Exercise data:

----------------------------------------

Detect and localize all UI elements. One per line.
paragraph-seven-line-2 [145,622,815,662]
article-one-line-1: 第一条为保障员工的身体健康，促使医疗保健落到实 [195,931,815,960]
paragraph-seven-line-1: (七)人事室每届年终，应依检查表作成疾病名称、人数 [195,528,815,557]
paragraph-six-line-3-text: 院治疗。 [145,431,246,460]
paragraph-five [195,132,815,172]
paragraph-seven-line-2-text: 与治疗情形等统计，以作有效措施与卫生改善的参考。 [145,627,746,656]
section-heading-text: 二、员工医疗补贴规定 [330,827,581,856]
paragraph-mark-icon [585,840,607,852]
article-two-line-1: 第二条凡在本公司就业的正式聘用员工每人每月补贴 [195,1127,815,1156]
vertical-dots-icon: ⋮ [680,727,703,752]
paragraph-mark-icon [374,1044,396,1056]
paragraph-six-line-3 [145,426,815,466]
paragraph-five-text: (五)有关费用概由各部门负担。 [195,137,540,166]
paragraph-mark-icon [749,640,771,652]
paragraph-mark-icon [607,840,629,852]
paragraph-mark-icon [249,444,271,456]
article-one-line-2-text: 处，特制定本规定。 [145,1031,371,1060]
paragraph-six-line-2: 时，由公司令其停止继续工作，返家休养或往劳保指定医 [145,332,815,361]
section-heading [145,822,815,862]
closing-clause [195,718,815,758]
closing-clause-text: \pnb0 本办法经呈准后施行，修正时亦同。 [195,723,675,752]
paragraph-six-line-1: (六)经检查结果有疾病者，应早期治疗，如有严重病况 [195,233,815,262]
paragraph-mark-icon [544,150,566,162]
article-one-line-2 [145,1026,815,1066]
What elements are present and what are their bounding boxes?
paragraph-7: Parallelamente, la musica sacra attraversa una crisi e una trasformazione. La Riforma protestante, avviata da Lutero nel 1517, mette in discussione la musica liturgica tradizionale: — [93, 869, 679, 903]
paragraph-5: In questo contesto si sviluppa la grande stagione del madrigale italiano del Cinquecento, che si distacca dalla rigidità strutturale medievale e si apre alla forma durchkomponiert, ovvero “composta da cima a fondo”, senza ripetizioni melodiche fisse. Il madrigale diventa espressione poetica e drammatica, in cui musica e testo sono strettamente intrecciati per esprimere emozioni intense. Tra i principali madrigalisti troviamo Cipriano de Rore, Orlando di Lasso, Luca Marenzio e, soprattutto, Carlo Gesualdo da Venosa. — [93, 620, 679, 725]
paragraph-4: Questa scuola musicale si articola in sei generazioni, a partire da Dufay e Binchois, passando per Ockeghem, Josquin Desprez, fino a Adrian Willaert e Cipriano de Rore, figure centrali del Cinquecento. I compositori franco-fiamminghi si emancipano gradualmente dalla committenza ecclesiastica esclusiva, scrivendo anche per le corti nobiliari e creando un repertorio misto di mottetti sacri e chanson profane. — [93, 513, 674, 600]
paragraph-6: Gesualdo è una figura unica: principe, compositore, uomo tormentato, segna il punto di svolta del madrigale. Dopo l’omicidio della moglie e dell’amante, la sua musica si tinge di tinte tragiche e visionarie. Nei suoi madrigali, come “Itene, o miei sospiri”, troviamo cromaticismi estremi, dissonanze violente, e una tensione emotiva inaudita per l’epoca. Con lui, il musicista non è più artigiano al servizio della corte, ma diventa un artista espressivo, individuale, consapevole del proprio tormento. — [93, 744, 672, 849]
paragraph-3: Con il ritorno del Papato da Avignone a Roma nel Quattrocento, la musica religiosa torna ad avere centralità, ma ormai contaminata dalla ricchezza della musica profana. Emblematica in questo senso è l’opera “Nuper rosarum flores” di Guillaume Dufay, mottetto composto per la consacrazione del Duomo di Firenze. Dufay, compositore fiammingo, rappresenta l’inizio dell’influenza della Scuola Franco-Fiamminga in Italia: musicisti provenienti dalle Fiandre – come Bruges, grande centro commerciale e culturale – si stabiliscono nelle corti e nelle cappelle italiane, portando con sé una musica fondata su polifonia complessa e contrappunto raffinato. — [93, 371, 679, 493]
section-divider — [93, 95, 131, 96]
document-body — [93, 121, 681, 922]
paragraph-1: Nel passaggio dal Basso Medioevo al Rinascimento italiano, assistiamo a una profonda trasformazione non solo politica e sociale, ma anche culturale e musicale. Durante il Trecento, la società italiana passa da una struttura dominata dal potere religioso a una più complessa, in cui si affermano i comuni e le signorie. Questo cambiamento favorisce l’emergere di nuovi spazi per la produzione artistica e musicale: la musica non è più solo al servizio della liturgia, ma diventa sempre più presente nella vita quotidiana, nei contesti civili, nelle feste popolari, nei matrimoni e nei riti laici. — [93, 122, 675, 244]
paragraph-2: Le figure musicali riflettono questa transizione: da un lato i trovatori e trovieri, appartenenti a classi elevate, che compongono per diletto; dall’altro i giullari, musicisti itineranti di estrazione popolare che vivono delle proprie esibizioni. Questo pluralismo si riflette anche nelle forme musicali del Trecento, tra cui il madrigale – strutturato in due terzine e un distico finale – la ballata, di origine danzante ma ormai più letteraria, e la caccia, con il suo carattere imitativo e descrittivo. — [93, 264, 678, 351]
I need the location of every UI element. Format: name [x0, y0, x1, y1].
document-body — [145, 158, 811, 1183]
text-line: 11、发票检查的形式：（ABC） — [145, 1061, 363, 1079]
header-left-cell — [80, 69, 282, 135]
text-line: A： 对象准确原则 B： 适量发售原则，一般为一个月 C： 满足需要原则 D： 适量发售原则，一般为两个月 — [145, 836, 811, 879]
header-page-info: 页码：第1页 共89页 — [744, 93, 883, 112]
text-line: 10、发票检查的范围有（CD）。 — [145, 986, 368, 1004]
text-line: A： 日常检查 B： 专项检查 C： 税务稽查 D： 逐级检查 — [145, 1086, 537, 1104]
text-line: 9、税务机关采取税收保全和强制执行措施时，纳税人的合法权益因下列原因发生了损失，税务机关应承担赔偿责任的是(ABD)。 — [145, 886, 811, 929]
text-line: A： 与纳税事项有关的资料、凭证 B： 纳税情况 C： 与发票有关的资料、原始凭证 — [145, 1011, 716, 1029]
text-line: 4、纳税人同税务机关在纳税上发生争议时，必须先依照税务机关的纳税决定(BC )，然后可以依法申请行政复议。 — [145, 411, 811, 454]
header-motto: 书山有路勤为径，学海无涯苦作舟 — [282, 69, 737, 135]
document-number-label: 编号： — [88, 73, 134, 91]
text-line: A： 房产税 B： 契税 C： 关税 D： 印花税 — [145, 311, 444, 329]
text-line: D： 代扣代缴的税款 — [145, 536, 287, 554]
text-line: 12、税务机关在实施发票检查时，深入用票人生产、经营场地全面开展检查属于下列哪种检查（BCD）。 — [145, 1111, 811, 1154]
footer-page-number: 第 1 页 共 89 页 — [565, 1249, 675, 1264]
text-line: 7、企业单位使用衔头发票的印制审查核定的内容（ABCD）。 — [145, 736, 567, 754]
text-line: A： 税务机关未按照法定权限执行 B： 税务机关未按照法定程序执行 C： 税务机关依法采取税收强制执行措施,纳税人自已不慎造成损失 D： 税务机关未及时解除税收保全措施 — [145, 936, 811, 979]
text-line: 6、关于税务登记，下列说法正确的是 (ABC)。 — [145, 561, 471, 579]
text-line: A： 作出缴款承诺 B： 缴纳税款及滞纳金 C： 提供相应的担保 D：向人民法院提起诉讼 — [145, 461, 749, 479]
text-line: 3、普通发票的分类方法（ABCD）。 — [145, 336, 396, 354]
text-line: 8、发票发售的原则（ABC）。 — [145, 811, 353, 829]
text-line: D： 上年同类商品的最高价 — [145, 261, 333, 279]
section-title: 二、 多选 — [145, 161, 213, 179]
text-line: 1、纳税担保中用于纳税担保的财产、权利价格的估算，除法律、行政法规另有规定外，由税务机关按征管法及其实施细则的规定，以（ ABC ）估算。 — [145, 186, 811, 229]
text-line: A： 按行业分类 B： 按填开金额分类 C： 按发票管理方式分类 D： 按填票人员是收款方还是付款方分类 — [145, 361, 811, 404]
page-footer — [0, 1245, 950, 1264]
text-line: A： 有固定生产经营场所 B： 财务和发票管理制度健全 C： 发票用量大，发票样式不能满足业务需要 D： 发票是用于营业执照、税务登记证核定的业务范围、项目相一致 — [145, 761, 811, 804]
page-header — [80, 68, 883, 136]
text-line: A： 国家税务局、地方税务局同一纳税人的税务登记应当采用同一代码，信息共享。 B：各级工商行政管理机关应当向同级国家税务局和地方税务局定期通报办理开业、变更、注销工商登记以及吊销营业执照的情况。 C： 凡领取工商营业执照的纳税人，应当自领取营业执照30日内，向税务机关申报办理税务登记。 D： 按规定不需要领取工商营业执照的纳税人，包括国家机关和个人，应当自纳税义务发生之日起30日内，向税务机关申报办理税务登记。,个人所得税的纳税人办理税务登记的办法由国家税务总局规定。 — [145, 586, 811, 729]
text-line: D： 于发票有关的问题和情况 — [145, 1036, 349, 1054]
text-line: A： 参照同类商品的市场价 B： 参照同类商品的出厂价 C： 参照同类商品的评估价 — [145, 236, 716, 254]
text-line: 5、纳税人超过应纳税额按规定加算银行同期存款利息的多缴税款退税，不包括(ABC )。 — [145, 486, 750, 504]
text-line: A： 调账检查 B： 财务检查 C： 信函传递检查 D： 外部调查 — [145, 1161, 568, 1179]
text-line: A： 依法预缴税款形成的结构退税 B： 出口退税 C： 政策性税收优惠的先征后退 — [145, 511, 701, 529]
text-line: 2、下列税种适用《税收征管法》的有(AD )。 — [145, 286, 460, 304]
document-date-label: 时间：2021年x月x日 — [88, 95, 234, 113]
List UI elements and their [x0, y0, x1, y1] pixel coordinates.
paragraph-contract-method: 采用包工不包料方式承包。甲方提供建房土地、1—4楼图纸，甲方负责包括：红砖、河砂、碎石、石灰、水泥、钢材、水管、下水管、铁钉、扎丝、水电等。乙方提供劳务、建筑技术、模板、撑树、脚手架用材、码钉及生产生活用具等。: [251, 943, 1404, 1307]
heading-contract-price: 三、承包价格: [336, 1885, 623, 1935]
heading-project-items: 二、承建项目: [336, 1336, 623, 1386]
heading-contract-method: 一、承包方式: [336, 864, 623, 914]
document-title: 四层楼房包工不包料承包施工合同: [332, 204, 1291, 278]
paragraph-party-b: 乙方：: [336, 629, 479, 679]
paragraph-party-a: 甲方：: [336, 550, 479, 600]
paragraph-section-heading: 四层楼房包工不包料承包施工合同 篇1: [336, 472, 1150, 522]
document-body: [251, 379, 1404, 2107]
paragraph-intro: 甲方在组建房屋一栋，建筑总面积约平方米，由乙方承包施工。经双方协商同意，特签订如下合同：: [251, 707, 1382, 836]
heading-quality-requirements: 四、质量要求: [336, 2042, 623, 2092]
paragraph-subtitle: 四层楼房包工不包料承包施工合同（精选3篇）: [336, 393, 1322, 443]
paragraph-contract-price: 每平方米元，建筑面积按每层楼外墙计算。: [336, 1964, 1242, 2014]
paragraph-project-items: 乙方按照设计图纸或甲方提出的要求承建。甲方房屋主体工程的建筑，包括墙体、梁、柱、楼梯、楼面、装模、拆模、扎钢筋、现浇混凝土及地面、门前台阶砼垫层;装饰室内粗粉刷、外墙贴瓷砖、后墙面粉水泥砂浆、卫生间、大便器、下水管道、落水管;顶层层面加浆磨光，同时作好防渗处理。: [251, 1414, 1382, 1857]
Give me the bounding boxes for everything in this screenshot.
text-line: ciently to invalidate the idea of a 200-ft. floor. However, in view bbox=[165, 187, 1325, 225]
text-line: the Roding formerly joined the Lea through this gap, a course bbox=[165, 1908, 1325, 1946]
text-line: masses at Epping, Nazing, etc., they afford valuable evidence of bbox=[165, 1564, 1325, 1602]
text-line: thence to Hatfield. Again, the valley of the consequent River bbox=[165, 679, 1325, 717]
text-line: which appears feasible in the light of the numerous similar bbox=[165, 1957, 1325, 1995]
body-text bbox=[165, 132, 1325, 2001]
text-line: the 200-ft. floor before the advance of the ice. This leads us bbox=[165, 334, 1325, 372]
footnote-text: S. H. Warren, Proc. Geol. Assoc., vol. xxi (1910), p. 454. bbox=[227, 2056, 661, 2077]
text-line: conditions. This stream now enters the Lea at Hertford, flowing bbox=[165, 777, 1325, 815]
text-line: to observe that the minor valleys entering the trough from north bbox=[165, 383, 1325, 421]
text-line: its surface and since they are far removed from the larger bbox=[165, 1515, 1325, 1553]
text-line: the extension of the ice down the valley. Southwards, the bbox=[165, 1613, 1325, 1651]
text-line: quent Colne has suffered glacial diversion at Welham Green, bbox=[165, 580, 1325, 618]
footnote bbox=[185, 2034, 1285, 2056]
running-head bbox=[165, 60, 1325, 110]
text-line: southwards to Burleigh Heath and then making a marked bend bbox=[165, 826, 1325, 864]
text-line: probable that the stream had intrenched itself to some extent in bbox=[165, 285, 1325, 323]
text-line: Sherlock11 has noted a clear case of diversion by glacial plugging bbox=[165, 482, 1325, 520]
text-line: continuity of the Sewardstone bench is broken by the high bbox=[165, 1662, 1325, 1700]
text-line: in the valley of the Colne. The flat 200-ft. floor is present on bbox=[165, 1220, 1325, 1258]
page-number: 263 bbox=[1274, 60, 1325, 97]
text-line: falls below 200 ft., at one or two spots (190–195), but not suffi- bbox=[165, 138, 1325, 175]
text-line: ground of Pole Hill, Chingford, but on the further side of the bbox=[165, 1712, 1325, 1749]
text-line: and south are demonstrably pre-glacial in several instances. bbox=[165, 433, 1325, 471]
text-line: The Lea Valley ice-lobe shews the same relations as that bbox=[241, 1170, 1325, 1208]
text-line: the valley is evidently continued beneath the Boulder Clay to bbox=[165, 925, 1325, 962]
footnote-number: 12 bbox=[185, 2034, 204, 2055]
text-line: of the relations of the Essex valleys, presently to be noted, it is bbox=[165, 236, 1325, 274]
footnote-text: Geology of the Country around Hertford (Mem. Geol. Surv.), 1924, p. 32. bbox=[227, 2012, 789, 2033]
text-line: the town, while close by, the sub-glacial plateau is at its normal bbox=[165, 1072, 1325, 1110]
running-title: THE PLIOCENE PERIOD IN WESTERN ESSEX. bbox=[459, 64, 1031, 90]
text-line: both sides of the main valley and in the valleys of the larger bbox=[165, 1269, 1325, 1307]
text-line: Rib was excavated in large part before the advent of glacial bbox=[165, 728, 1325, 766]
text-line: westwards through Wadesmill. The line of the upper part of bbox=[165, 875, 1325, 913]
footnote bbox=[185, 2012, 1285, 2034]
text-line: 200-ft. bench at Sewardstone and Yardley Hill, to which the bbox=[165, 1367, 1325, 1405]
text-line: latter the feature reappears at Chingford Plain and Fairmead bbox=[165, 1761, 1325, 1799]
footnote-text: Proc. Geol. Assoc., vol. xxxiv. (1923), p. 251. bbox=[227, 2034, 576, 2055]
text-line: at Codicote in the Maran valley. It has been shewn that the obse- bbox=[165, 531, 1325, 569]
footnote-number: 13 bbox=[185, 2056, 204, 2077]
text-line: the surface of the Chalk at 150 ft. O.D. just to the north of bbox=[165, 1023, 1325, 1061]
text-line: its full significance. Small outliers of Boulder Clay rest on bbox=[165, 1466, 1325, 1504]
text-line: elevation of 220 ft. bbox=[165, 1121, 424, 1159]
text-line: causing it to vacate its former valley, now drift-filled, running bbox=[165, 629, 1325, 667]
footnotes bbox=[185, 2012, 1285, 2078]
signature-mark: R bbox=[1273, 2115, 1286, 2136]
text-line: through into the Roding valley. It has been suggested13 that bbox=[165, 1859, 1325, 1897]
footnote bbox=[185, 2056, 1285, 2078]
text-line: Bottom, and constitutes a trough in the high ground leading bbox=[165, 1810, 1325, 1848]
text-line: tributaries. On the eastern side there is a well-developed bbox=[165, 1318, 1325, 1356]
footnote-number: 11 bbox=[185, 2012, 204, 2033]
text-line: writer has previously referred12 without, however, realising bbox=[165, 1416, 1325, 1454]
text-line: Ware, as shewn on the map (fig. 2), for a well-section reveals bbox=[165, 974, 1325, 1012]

----------------------------------------

Problem requirements:
Reproduce verbatim the data from its first line up to and including the line that contains "paragraph-5: In questo".

Expected answer:
Detect and localize all UI elements. One per line.
paragraph-seven-line-2 [145,622,815,662]
article-one-line-1: 第一条为保障员工的身体健康，促使医疗保健落到实 [195,931,815,960]
paragraph-seven-line-1: (七)人事室每届年终，应依检查表作成疾病名称、人数 [195,528,815,557]
paragraph-six-line-3-text: 院治疗。 [145,431,246,460]
paragraph-five [195,132,815,172]
paragraph-seven-line-2-text: 与治疗情形等统计，以作有效措施与卫生改善的参考。 [145,627,746,656]
section-heading-text: 二、员工医疗补贴规定 [330,827,581,856]
paragraph-mark-icon [585,840,607,852]
article-two-line-1: 第二条凡在本公司就业的正式聘用员工每人每月补贴 [195,1127,815,1156]
vertical-dots-icon: ⋮ [680,727,703,752]
paragraph-mark-icon [374,1044,396,1056]
paragraph-six-line-3 [145,426,815,466]
paragraph-five-text: (五)有关费用概由各部门负担。 [195,137,540,166]
paragraph-mark-icon [749,640,771,652]
paragraph-mark-icon [607,840,629,852]
paragraph-mark-icon [249,444,271,456]
article-one-line-2-text: 处，特制定本规定。 [145,1031,371,1060]
paragraph-six-line-2: 时，由公司令其停止继续工作，返家休养或往劳保指定医 [145,332,815,361]
section-heading [145,822,815,862]
closing-clause [195,718,815,758]
closing-clause-text: \pnb0 本办法经呈准后施行，修正时亦同。 [195,723,675,752]
paragraph-six-line-1: (六)经检查结果有疾病者，应早期治疗，如有严重病况 [195,233,815,262]
paragraph-mark-icon [544,150,566,162]
article-one-line-2 [145,1026,815,1066]
What elements are present and what are their bounding boxes?
paragraph-7: Parallelamente, la musica sacra attraversa una crisi e una trasformazione. La Riforma protestante, avviata da Lutero nel 1517, mette in discussione la musica liturgica tradizionale: — [93, 869, 679, 903]
paragraph-5: In questo contesto si sviluppa la grande stagione del madrigale italiano del Cinquecento, che si distacca dalla rigidità strutturale medievale e si apre alla forma durchkomponiert, ovvero “composta da cima a fondo”, senza ripetizioni melodiche fisse. Il madrigale diventa espressione poetica e drammatica, in cui musica e testo sono strettamente intrecciati per esprimere emozioni intense. Tra i principali madrigalisti troviamo Cipriano de Rore, Orlando di Lasso, Luca Marenzio e, soprattutto, Carlo Gesualdo da Venosa. — [93, 620, 679, 725]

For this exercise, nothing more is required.